WHAT IS EXPECTED: Reproduce the complete listing without any deviation.

-- BEGIN --

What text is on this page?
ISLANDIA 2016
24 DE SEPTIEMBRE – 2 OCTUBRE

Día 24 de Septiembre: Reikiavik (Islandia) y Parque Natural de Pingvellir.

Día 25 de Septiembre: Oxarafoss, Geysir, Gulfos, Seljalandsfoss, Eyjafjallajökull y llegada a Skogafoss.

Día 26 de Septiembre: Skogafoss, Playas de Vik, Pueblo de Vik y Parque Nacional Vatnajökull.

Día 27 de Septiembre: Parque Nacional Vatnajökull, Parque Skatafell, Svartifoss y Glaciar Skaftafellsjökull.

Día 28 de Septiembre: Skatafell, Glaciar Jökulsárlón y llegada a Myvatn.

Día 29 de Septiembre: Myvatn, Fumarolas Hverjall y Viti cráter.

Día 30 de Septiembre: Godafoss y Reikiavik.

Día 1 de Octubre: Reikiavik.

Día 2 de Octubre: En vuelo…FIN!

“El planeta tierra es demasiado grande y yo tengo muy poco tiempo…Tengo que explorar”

-- END --

SOLUTION:
What text is on this page?
ISLANDIA 2016
24 DE SEPTIEMBRE – 2 OCTUBRE

Día 24 de Septiembre: Reikiavik (Islandia) y Parque Natural de Pingvellir.

Día 25 de Septiembre: Oxarafoss, Geysir, Gulfos, Seljalandsfoss, Eyjafjallajökull y llegada a Skogafoss.

Día 26 de Septiembre: Skogafoss, Playas de Vik, Pueblo de Vik y Parque Nacional Vatnajökull.

Día 27 de Septiembre: Parque Nacional Vatnajökull, Parque Skatafell, Svartifoss y Glaciar Skaftafellsjökull.

Día 28 de Septiembre: Skatafell, Glaciar Jökulsárlón y llegada a Myvatn.

Día 29 de Septiembre: Myvatn, Fumarolas Hverjall y Viti cráter.

Día 30 de Septiembre: Godafoss y Reikiavik.

Día 1 de Octubre: Reikiavik.

Día 2 de Octubre: En vuelo…FIN!

“El planeta tierra es demasiado grande y yo tengo muy poco tiempo…Tengo que explorar”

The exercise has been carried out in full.